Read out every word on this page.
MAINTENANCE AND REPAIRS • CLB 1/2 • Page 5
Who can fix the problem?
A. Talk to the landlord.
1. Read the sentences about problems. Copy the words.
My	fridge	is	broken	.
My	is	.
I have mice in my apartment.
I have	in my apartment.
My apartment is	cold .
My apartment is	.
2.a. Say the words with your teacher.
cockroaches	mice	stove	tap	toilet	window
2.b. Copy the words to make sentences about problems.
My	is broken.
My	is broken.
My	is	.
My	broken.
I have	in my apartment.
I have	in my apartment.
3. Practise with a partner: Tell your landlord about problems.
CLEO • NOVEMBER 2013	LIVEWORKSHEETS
★ ★ ★ ★ ★
THE TASK -> Each of the records should be retyped exactly.

EXERCISE RESPONSE ->
Read out every word on this page.
MAINTENANCE AND REPAIRS • CLB 1/2 • Page 5
Who can fix the problem?
A. Talk to the landlord.
1. Read the sentences about problems. Copy the words.
My	fridge	is	broken	.
My	is	.
I have mice in my apartment.
I have	in my apartment.
My apartment is	cold .
My apartment is	.
2.a. Say the words with your teacher.
cockroaches	mice	stove	tap	toilet	window
2.b. Copy the words to make sentences about problems.
My	is broken.
My	is broken.
My	is	.
My	broken.
I have	in my apartment.
I have	in my apartment.
3. Practise with a partner: Tell your landlord about problems.
CLEO • NOVEMBER 2013	LIVEWORKSHEETS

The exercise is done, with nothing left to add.